Convert every line of the records below into a Markdown table with the columns Row and Entry, giving each line a sequential number and omitting blank lines.

◆ Material for this task:
· · · ·
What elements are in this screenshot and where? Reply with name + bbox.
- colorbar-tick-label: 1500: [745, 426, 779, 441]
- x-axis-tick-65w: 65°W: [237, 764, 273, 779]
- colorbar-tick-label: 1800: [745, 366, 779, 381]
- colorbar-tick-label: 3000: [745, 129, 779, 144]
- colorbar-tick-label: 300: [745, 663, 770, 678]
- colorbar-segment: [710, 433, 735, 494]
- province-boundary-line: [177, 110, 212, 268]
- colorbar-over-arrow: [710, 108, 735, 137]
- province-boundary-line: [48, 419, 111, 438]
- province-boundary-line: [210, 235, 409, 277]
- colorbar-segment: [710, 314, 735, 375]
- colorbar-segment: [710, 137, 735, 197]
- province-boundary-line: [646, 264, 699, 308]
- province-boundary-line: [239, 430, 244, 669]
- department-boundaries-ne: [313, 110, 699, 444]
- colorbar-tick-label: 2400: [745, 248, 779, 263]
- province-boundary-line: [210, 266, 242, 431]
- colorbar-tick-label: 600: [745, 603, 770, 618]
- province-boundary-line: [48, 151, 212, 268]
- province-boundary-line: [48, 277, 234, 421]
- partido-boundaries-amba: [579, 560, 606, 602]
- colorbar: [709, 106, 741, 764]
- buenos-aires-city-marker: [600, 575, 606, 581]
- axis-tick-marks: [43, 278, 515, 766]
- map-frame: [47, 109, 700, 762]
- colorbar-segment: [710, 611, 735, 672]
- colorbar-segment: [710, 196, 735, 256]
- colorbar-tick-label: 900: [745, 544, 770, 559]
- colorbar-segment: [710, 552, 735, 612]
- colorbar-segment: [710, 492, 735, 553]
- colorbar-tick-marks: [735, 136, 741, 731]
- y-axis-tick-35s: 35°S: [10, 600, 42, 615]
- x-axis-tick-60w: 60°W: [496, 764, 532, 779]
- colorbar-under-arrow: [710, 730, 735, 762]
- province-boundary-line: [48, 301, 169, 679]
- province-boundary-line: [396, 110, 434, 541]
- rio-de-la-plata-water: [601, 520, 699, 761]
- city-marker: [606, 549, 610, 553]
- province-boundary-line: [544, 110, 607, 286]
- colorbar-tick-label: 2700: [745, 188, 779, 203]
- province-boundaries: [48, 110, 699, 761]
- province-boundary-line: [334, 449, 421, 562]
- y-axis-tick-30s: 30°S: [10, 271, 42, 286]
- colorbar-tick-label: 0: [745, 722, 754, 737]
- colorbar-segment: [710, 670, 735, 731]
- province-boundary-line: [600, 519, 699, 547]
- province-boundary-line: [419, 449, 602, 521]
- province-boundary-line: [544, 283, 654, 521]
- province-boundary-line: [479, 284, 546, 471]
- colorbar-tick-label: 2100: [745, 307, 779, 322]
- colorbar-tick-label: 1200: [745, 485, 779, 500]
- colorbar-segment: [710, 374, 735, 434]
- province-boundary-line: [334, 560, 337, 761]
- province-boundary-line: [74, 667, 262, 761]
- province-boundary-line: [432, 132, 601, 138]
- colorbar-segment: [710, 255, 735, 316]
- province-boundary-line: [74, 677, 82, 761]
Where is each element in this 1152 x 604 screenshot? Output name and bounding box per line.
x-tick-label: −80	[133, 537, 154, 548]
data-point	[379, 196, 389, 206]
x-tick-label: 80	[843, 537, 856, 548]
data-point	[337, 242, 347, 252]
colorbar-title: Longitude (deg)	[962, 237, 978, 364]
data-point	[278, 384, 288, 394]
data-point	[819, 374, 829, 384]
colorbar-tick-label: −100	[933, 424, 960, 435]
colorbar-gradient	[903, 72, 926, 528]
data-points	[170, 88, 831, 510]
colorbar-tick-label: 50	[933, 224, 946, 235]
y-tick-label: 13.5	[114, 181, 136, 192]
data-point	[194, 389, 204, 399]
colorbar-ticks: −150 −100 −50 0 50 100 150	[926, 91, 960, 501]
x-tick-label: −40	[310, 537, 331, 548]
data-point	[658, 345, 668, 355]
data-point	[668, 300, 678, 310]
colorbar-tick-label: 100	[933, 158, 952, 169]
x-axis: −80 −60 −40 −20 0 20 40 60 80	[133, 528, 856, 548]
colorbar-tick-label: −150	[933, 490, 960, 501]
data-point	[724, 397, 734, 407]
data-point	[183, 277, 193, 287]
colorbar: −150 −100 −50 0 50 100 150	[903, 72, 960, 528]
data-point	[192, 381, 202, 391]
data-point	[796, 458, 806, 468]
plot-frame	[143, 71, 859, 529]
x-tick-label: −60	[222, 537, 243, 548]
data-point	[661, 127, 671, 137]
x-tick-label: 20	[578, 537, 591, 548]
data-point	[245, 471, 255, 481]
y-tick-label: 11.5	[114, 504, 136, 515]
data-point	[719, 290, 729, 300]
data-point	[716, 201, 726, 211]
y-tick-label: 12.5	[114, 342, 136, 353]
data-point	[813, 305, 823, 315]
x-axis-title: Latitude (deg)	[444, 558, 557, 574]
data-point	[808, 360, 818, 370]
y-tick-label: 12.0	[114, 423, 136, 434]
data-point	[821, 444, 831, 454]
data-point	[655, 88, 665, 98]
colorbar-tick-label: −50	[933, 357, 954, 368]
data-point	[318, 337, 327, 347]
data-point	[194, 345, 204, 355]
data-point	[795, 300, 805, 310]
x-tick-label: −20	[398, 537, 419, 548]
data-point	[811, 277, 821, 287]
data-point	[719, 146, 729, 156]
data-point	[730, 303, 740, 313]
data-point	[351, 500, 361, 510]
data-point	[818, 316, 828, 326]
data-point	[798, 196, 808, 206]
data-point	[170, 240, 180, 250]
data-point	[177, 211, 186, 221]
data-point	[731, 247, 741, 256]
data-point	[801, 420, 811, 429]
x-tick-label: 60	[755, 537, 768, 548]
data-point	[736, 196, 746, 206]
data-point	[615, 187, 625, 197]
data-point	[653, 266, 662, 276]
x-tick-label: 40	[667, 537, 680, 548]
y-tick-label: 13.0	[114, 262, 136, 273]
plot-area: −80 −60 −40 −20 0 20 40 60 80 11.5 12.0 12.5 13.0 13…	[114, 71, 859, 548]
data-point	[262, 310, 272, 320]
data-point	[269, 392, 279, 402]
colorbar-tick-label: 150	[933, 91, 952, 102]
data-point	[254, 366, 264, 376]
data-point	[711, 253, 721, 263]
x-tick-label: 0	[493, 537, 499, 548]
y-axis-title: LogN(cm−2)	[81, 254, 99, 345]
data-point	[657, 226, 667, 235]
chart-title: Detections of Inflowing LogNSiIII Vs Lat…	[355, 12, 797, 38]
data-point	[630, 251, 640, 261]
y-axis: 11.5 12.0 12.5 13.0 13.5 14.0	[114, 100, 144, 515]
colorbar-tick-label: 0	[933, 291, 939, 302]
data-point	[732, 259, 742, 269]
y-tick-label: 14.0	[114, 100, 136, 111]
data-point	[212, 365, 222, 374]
· · · ·
◆ Result of the exercise:
| Row | Entry |
|---|---|
| 1 | What elements are in this screenshot and where? Reply with name + bbox. |
| 2 | - colorbar-tick-label: 1500: [745, 426, 779, 441] |
| 3 | - x-axis-tick-65w: 65°W: [237, 764, 273, 779] |
| 4 | - colorbar-tick-label: 1800: [745, 366, 779, 381] |
| 5 | - colorbar-tick-label: 3000: [745, 129, 779, 144] |
| 6 | - colorbar-tick-label: 300: [745, 663, 770, 678] |
| 7 | - colorbar-segment: [710, 433, 735, 494] |
| 8 | - province-boundary-line: [177, 110, 212, 268] |
| 9 | - colorbar-over-arrow: [710, 108, 735, 137] |
| 10 | - province-boundary-line: [48, 419, 111, 438] |
| 11 | - province-boundary-line: [210, 235, 409, 277] |
| 12 | - colorbar-segment: [710, 314, 735, 375] |
| 13 | - colorbar-segment: [710, 137, 735, 197] |
| 14 | - province-boundary-line: [646, 264, 699, 308] |
| 15 | - province-boundary-line: [239, 430, 244, 669] |
| 16 | - department-boundaries-ne: [313, 110, 699, 444] |
| 17 | - colorbar-tick-label: 2400: [745, 248, 779, 263] |
| 18 | - province-boundary-line: [210, 266, 242, 431] |
| 19 | - colorbar-tick-label: 600: [745, 603, 770, 618] |
| 20 | - province-boundary-line: [48, 151, 212, 268] |
| 21 | - province-boundary-line: [48, 277, 234, 421] |
| 22 | - partido-boundaries-amba: [579, 560, 606, 602] |
| 23 | - colorbar: [709, 106, 741, 764] |
| 24 | - buenos-aires-city-marker: [600, 575, 606, 581] |
| 25 | - axis-tick-marks: [43, 278, 515, 766] |
| 26 | - map-frame: [47, 109, 700, 762] |
| 27 | - colorbar-segment: [710, 611, 735, 672] |
| 28 | - colorbar-segment: [710, 196, 735, 256] |
| 29 | - colorbar-tick-label: 900: [745, 544, 770, 559] |
| 30 | - colorbar-segment: [710, 552, 735, 612] |
| 31 | - colorbar-segment: [710, 492, 735, 553] |
| 32 | - colorbar-tick-marks: [735, 136, 741, 731] |
| 33 | - y-axis-tick-35s: 35°S: [10, 600, 42, 615] |
| 34 | - x-axis-tick-60w: 60°W: [496, 764, 532, 779] |
| 35 | - colorbar-under-arrow: [710, 730, 735, 762] |
| 36 | - province-boundary-line: [48, 301, 169, 679] |
| 37 | - province-boundary-line: [396, 110, 434, 541] |
| 38 | - rio-de-la-plata-water: [601, 520, 699, 761] |
| 39 | - city-marker: [606, 549, 610, 553] |
| 40 | - province-boundary-line: [544, 110, 607, 286] |
| 41 | - colorbar-tick-label: 2700: [745, 188, 779, 203] |
| 42 | - province-boundaries: [48, 110, 699, 761] |
| 43 | - province-boundary-line: [334, 449, 421, 562] |
| 44 | - y-axis-tick-30s: 30°S: [10, 271, 42, 286] |
| 45 | - colorbar-tick-label: 0: [745, 722, 754, 737] |
| 46 | - colorbar-segment: [710, 670, 735, 731] |
| 47 | - province-boundary-line: [600, 519, 699, 547] |
| 48 | - province-boundary-line: [419, 449, 602, 521] |
| 49 | - province-boundary-line: [544, 283, 654, 521] |
| 50 | - province-boundary-line: [479, 284, 546, 471] |
| 51 | - colorbar-tick-label: 2100: [745, 307, 779, 322] |
| 52 | - colorbar-tick-label: 1200: [745, 485, 779, 500] |
| 53 | - colorbar-segment: [710, 374, 735, 434] |
| 54 | - province-boundary-line: [334, 560, 337, 761] |
| 55 | - province-boundary-line: [74, 667, 262, 761] |
| 56 | - province-boundary-line: [432, 132, 601, 138] |
| 57 | - colorbar-segment: [710, 255, 735, 316] |
| 58 | - province-boundary-line: [74, 677, 82, 761] |
| 59 | Where is each element in this 1152 x 604 screenshot? Output name and bounding box per line. |
| 60 | x-tick-label: −80	[133, 537, 154, 548] |
| 61 | data-point	[379, 196, 389, 206] |
| 62 | x-tick-label: 80	[843, 537, 856, 548] |
| 63 | data-point	[337, 242, 347, 252] |
| 64 | colorbar-title: Longitude (deg)	[962, 237, 978, 364] |
| 65 | data-point	[278, 384, 288, 394] |
| 66 | data-point	[819, 374, 829, 384] |
| 67 | colorbar-tick-label: −100	[933, 424, 960, 435] |
| 68 | colorbar-gradient	[903, 72, 926, 528] |
| 69 | data-points	[170, 88, 831, 510] |
| 70 | colorbar-tick-label: 50	[933, 224, 946, 235] |
| 71 | y-tick-label: 13.5	[114, 181, 136, 192] |
| 72 | data-point	[194, 389, 204, 399] |
| 73 | colorbar-ticks: −150 −100 −50 0 50 100 150	[926, 91, 960, 501] |
| 74 | x-tick-label: −40	[310, 537, 331, 548] |
| 75 | data-point	[658, 345, 668, 355] |
| 76 | data-point	[668, 300, 678, 310] |
| 77 | colorbar-tick-label: 100	[933, 158, 952, 169] |
| 78 | x-axis: −80 −60 −40 −20 0 20 40 60 80	[133, 528, 856, 548] |
| 79 | colorbar-tick-label: −150	[933, 490, 960, 501] |
| 80 | data-point	[724, 397, 734, 407] |
| 81 | data-point	[183, 277, 193, 287] |
| 82 | colorbar: −150 −100 −50 0 50 100 150	[903, 72, 960, 528] |
| 83 | data-point	[192, 381, 202, 391] |
| 84 | data-point	[796, 458, 806, 468] |
| 85 | plot-frame	[143, 71, 859, 529] |
| 86 | x-tick-label: −60	[222, 537, 243, 548] |
| 87 | data-point	[661, 127, 671, 137] |
| 88 | x-tick-label: 20	[578, 537, 591, 548] |
| 89 | data-point	[245, 471, 255, 481] |
| 90 | y-tick-label: 11.5	[114, 504, 136, 515] |
| 91 | data-point	[719, 290, 729, 300] |
| 92 | data-point	[716, 201, 726, 211] |
| 93 | y-tick-label: 12.5	[114, 342, 136, 353] |
| 94 | data-point	[813, 305, 823, 315] |
| 95 | x-axis-title: Latitude (deg)	[444, 558, 557, 574] |
| 96 | data-point	[808, 360, 818, 370] |
| 97 | y-tick-label: 12.0	[114, 423, 136, 434] |
| 98 | data-point	[821, 444, 831, 454] |
| 99 | data-point	[655, 88, 665, 98] |
| 100 | colorbar-tick-label: −50	[933, 357, 954, 368] |
| 101 | data-point	[318, 337, 327, 347] |
| 102 | data-point	[194, 345, 204, 355] |
| 103 | data-point	[795, 300, 805, 310] |
| 104 | x-tick-label: −20	[398, 537, 419, 548] |
| 105 | data-point	[811, 277, 821, 287] |
| 106 | data-point	[719, 146, 729, 156] |
| 107 | data-point	[730, 303, 740, 313] |
| 108 | data-point	[351, 500, 361, 510] |
| 109 | data-point	[818, 316, 828, 326] |
| 110 | data-point	[798, 196, 808, 206] |
| 111 | data-point	[170, 240, 180, 250] |
| 112 | data-point	[177, 211, 186, 221] |
| 113 | data-point	[731, 247, 741, 256] |
| 114 | data-point	[801, 420, 811, 429] |
| 115 | x-tick-label: 60	[755, 537, 768, 548] |
| 116 | data-point	[736, 196, 746, 206] |
| 117 | data-point	[615, 187, 625, 197] |
| 118 | data-point	[653, 266, 662, 276] |
| 119 | x-tick-label: 40	[667, 537, 680, 548] |
| 120 | y-tick-label: 13.0	[114, 262, 136, 273] |
| 121 | plot-area: −80 −60 −40 −20 0 20 40 60 80 11.5 12.0 12.5 13.0 13…	[114, 71, 859, 548] |
| 122 | data-point	[262, 310, 272, 320] |
| 123 | data-point	[269, 392, 279, 402] |
| 124 | colorbar-tick-label: 150	[933, 91, 952, 102] |
| 125 | data-point	[254, 366, 264, 376] |
| 126 | data-point	[711, 253, 721, 263] |
| 127 | x-tick-label: 0	[493, 537, 499, 548] |
| 128 | y-axis-title: LogN(cm−2)	[81, 254, 99, 345] |
| 129 | data-point	[657, 226, 667, 235] |
| 130 | chart-title: Detections of Inflowing LogNSiIII Vs Lat…	[355, 12, 797, 38] |
| 131 | data-point	[630, 251, 640, 261] |
| 132 | y-axis: 11.5 12.0 12.5 13.0 13.5 14.0	[114, 100, 144, 515] |
| 133 | colorbar-tick-label: 0	[933, 291, 939, 302] |
| 134 | data-point	[732, 259, 742, 269] |
| 135 | y-tick-label: 14.0	[114, 100, 136, 111] |
| 136 | data-point	[212, 365, 222, 374] |